**DATA EXTRACT**

▼

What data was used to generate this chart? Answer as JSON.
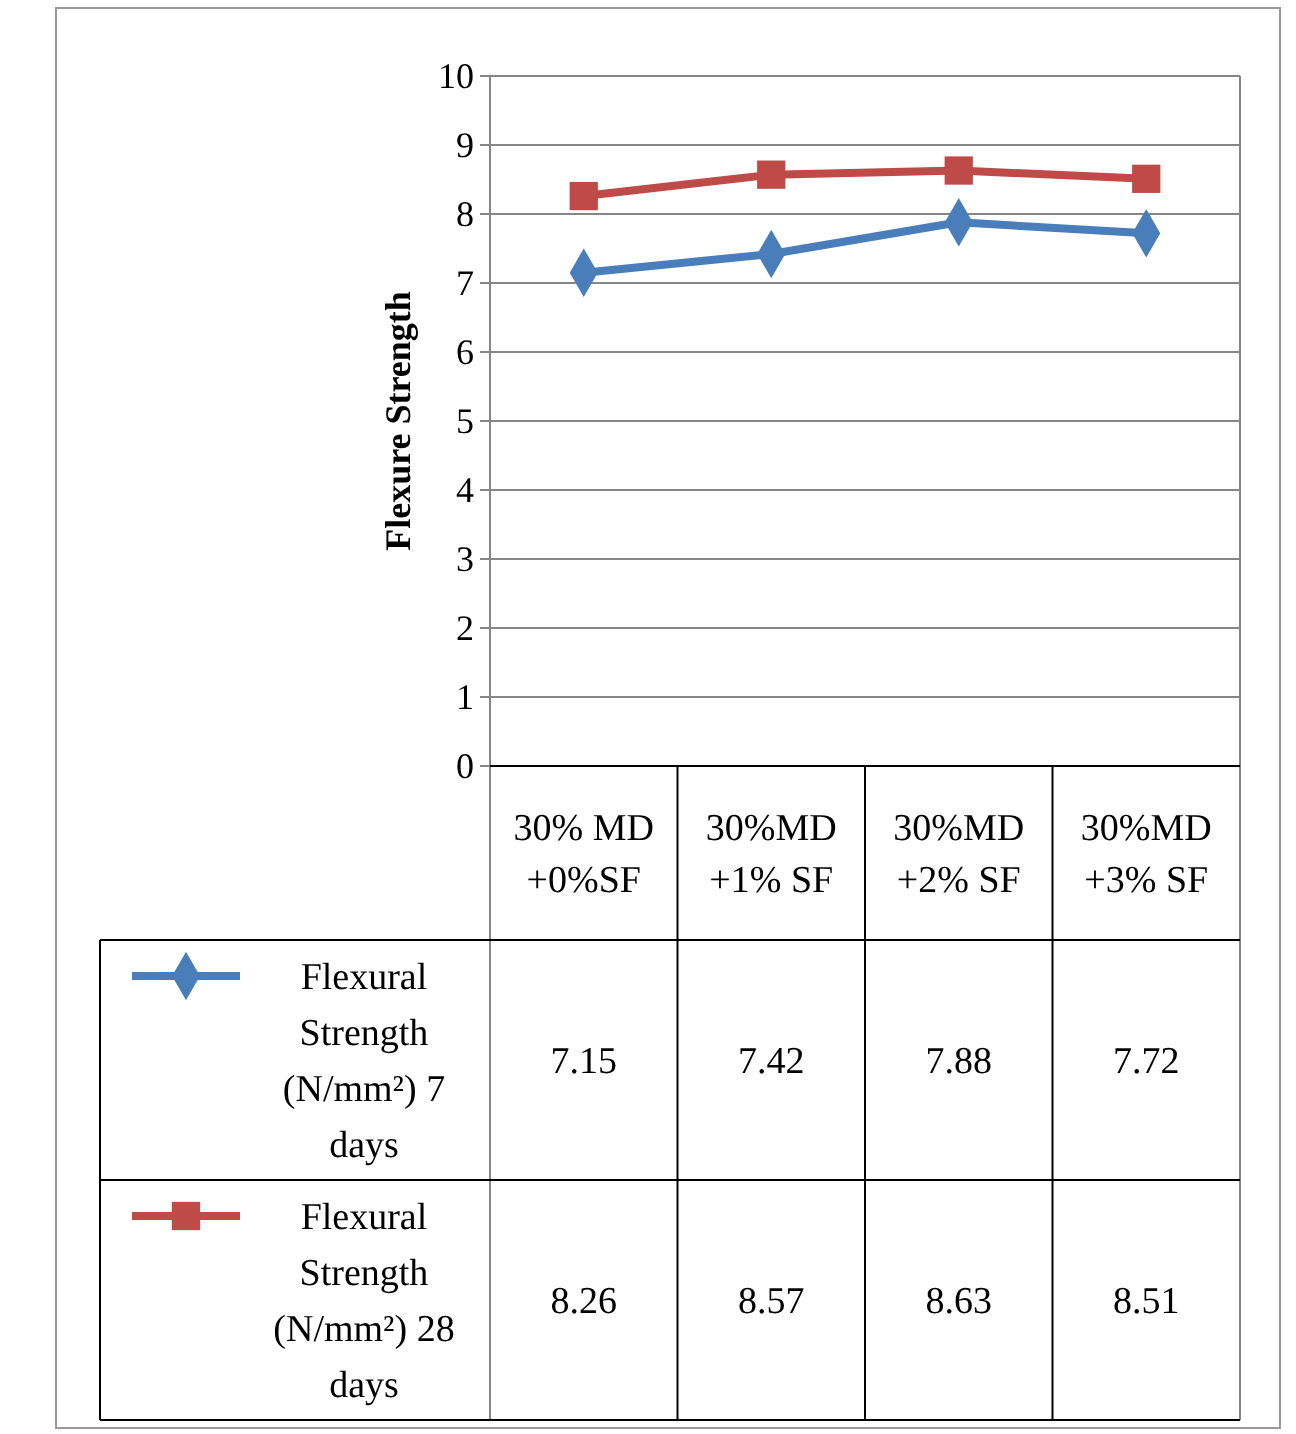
{
  "chart_data": {
    "type": "line",
    "ylabel": "Flexure Strength",
    "categories": [
      "30% MD+0%SF",
      "30%MD+1% SF",
      "30%MD+2% SF",
      "30%MD+3% SF"
    ],
    "series": [
      {
        "name": "Flexural Strength (N/mm²) 7 days",
        "color": "#4a7ebb",
        "marker": "diamond",
        "values": [
          7.15,
          7.42,
          7.88,
          7.72
        ]
      },
      {
        "name": "Flexural Strength (N/mm²) 28 days",
        "color": "#be4b48",
        "marker": "square",
        "values": [
          8.26,
          8.57,
          8.63,
          8.51
        ]
      }
    ],
    "ylim": [
      0,
      10
    ],
    "yticks": [
      0,
      1,
      2,
      3,
      4,
      5,
      6,
      7,
      8,
      9,
      10
    ],
    "grid": "y",
    "legend": "bottom",
    "data_labels": true
  }
}
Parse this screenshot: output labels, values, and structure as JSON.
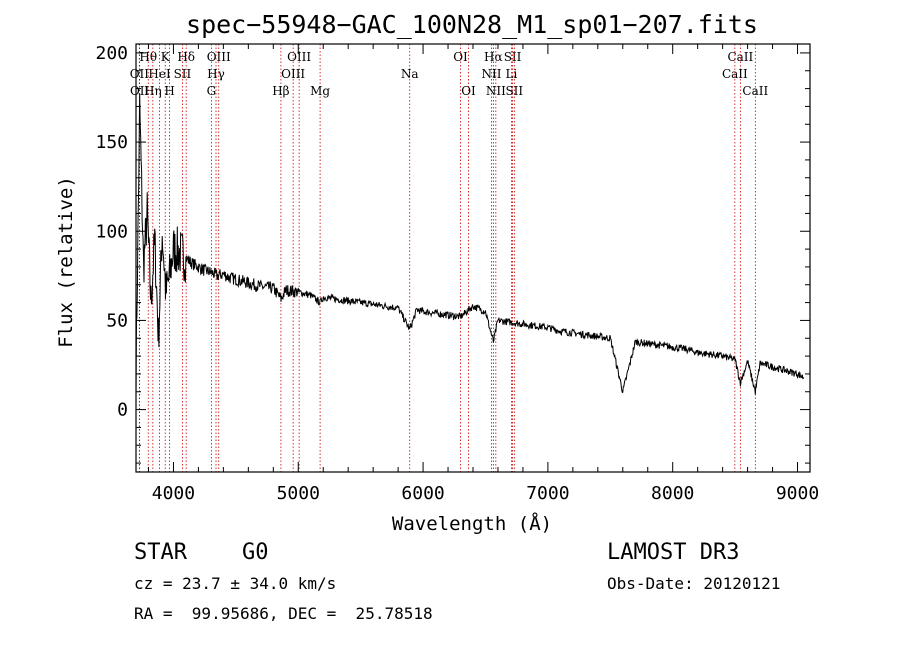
{
  "chart_data": {
    "type": "line",
    "title": "spec−55948−GAC_100N28_M1_sp01−207.fits",
    "xlabel": "Wavelength (Å)",
    "ylabel": "Flux (relative)",
    "xlim": [
      3700,
      9100
    ],
    "ylim": [
      -35,
      205
    ],
    "xticks": [
      4000,
      5000,
      6000,
      7000,
      8000,
      9000
    ],
    "yticks": [
      0,
      50,
      100,
      150,
      200
    ],
    "series": [
      {
        "name": "flux",
        "x": [
          3700,
          3730,
          3760,
          3790,
          3820,
          3850,
          3880,
          3910,
          3940,
          3970,
          4000,
          4050,
          4100,
          4150,
          4200,
          4250,
          4300,
          4350,
          4400,
          4450,
          4500,
          4600,
          4700,
          4800,
          4862,
          4900,
          5000,
          5100,
          5175,
          5200,
          5300,
          5400,
          5500,
          5600,
          5700,
          5800,
          5893,
          5950,
          6000,
          6100,
          6200,
          6300,
          6400,
          6500,
          6563,
          6600,
          6700,
          6800,
          6900,
          7000,
          7100,
          7200,
          7300,
          7400,
          7500,
          7600,
          7700,
          7800,
          7900,
          8000,
          8100,
          8200,
          8300,
          8400,
          8500,
          8542,
          8600,
          8662,
          8700,
          8800,
          8900,
          9000,
          9050
        ],
        "values": [
          20,
          170,
          80,
          110,
          60,
          95,
          40,
          100,
          65,
          75,
          90,
          88,
          85,
          82,
          80,
          78,
          77,
          75,
          76,
          74,
          73,
          71,
          69,
          68,
          62,
          67,
          66,
          64,
          60,
          63,
          62,
          61,
          60,
          59,
          58,
          57,
          45,
          56,
          55,
          54,
          53,
          52,
          58,
          55,
          38,
          50,
          49,
          48,
          47,
          46,
          44,
          43,
          42,
          41,
          40,
          10,
          38,
          37,
          36,
          35,
          34,
          32,
          31,
          30,
          28,
          15,
          27,
          10,
          26,
          24,
          22,
          20,
          18
        ]
      }
    ],
    "lines": [
      {
        "label": "Hθ",
        "wavelength": 3798,
        "row": 1
      },
      {
        "label": "OII",
        "wavelength": 3727,
        "row": 2
      },
      {
        "label": "OII",
        "wavelength": 3729,
        "row": 3
      },
      {
        "label": "Hη",
        "wavelength": 3835,
        "row": 3
      },
      {
        "label": "K",
        "wavelength": 3934,
        "row": 1
      },
      {
        "label": "HeI",
        "wavelength": 3889,
        "row": 2
      },
      {
        "label": "H",
        "wavelength": 3969,
        "row": 3
      },
      {
        "label": "Hδ",
        "wavelength": 4102,
        "row": 1
      },
      {
        "label": "SII",
        "wavelength": 4072,
        "row": 2
      },
      {
        "label": "OIII",
        "wavelength": 4363,
        "row": 1
      },
      {
        "label": "Hγ",
        "wavelength": 4341,
        "row": 2
      },
      {
        "label": "G",
        "wavelength": 4304,
        "row": 3
      },
      {
        "label": "Hβ",
        "wavelength": 4861,
        "row": 3
      },
      {
        "label": "OIII",
        "wavelength": 5007,
        "row": 1
      },
      {
        "label": "OIII",
        "wavelength": 4959,
        "row": 2
      },
      {
        "label": "Mg",
        "wavelength": 5175,
        "row": 3
      },
      {
        "label": "Na",
        "wavelength": 5893,
        "row": 2
      },
      {
        "label": "OI",
        "wavelength": 6300,
        "row": 1
      },
      {
        "label": "OI",
        "wavelength": 6364,
        "row": 3
      },
      {
        "label": "Hα",
        "wavelength": 6563,
        "row": 1
      },
      {
        "label": "NII",
        "wavelength": 6548,
        "row": 2
      },
      {
        "label": "NII",
        "wavelength": 6583,
        "row": 3
      },
      {
        "label": "SII",
        "wavelength": 6717,
        "row": 1
      },
      {
        "label": "Li",
        "wavelength": 6708,
        "row": 2
      },
      {
        "label": "SII",
        "wavelength": 6731,
        "row": 3
      },
      {
        "label": "CaII",
        "wavelength": 8542,
        "row": 1
      },
      {
        "label": "CaII",
        "wavelength": 8498,
        "row": 2
      },
      {
        "label": "CaII",
        "wavelength": 8662,
        "row": 3
      }
    ]
  },
  "info": {
    "class": "STAR",
    "subclass": "G0",
    "survey": "LAMOST DR3",
    "cz": "cz = 23.7 ± 34.0 km/s",
    "obs_date": "Obs-Date: 20120121",
    "coords": "RA =  99.95686, DEC =  25.78518"
  },
  "colors": {
    "spectrum": "#000000",
    "line_markers": "#cc0000"
  }
}
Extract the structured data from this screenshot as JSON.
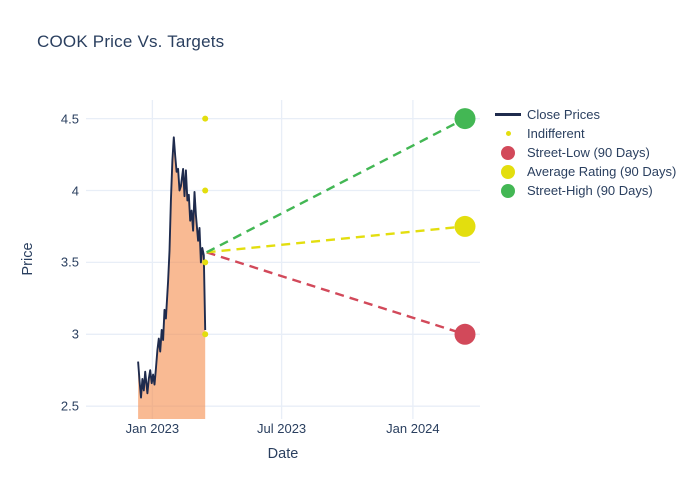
{
  "chart_data": {
    "type": "line",
    "title": "COOK Price Vs. Targets",
    "xlabel": "Date",
    "ylabel": "Price",
    "grid": true,
    "legend_position": "right",
    "x_domain": [
      "2022-09-30",
      "2024-04-04"
    ],
    "y_domain": [
      2.411,
      4.629
    ],
    "x_ticks": [
      {
        "label": "Jan 2023",
        "date": "2023-01-01"
      },
      {
        "label": "Jul 2023",
        "date": "2023-07-01"
      },
      {
        "label": "Jan 2024",
        "date": "2024-01-01"
      }
    ],
    "y_ticks": [
      {
        "label": "2.5",
        "value": 2.5
      },
      {
        "label": "3",
        "value": 3
      },
      {
        "label": "3.5",
        "value": 3.5
      },
      {
        "label": "4",
        "value": 4
      },
      {
        "label": "4.5",
        "value": 4.5
      }
    ],
    "colors": {
      "close_line": "#1f2b4d",
      "close_fill": "rgba(245,140,75,0.6)",
      "indifferent": "#e3de0e",
      "street_low": "#d2495a",
      "average_rating": "#e3de0e",
      "street_high": "#43b754",
      "gridline": "#e8eef7",
      "text": "#2a3f5f"
    },
    "series": {
      "close_prices": {
        "name": "Close Prices",
        "dates": [
          "2022-12-12",
          "2022-12-14",
          "2022-12-16",
          "2022-12-18",
          "2022-12-20",
          "2022-12-22",
          "2022-12-25",
          "2022-12-27",
          "2022-12-29",
          "2022-12-31",
          "2023-01-02",
          "2023-01-04",
          "2023-01-06",
          "2023-01-08",
          "2023-01-10",
          "2023-01-12",
          "2023-01-14",
          "2023-01-16",
          "2023-01-18",
          "2023-01-20",
          "2023-01-23",
          "2023-01-25",
          "2023-01-27",
          "2023-01-29",
          "2023-01-31",
          "2023-02-02",
          "2023-02-04",
          "2023-02-06",
          "2023-02-08",
          "2023-02-10",
          "2023-02-13",
          "2023-02-15",
          "2023-02-17",
          "2023-02-19",
          "2023-02-21",
          "2023-02-23",
          "2023-02-25",
          "2023-02-27",
          "2023-03-01",
          "2023-03-03",
          "2023-03-06",
          "2023-03-08",
          "2023-03-10",
          "2023-03-12",
          "2023-03-14",
          "2023-03-16"
        ],
        "values": [
          2.81,
          2.68,
          2.56,
          2.69,
          2.61,
          2.74,
          2.59,
          2.69,
          2.75,
          2.66,
          2.72,
          2.65,
          2.76,
          2.89,
          2.97,
          2.88,
          3.03,
          2.96,
          3.17,
          3.11,
          3.37,
          3.58,
          3.93,
          4.21,
          4.37,
          4.24,
          4.13,
          4.15,
          4.0,
          4.03,
          4.15,
          3.96,
          4.14,
          3.93,
          3.97,
          3.79,
          3.86,
          3.72,
          3.99,
          3.83,
          3.65,
          3.74,
          3.5,
          3.6,
          3.55,
          3.03
        ]
      },
      "indifferent": {
        "name": "Indifferent",
        "date": "2023-03-16",
        "values": [
          4.5,
          4.0,
          3.5,
          3.0
        ]
      },
      "targets": {
        "anchor": {
          "date": "2023-03-18",
          "value": 3.57
        },
        "end_date": "2024-03-14",
        "items": [
          {
            "name": "Street-Low (90 Days)",
            "value": 3.0,
            "color": "#d2495a"
          },
          {
            "name": "Average Rating (90 Days)",
            "value": 3.75,
            "color": "#e3de0e"
          },
          {
            "name": "Street-High (90 Days)",
            "value": 4.5,
            "color": "#43b754"
          }
        ]
      }
    },
    "legend": [
      {
        "label": "Close Prices",
        "marker": "line",
        "color": "#1f2b4d"
      },
      {
        "label": "Indifferent",
        "marker": "dot-small",
        "color": "#e3de0e"
      },
      {
        "label": "Street-Low (90 Days)",
        "marker": "dot",
        "color": "#d2495a"
      },
      {
        "label": "Average Rating (90 Days)",
        "marker": "dot",
        "color": "#e3de0e"
      },
      {
        "label": "Street-High (90 Days)",
        "marker": "dot",
        "color": "#43b754"
      }
    ]
  }
}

▲

**WRITTEN PROBLEM**
Go through the records and show every line with the string "name" in it.

**RESPONSE FOR THIS EXERCISE**
        "name": "Flexural Strength (N/mm²) 7 days",
        "name": "Flexural Strength (N/mm²) 28 days",
        "name": "flux",
        "name": "Close Prices",
        "name": "Indifferent",
            "name": "Street-Low (90 Days)",
            "name": "Average Rating (90 Days)",
            "name": "Street-High (90 Days)",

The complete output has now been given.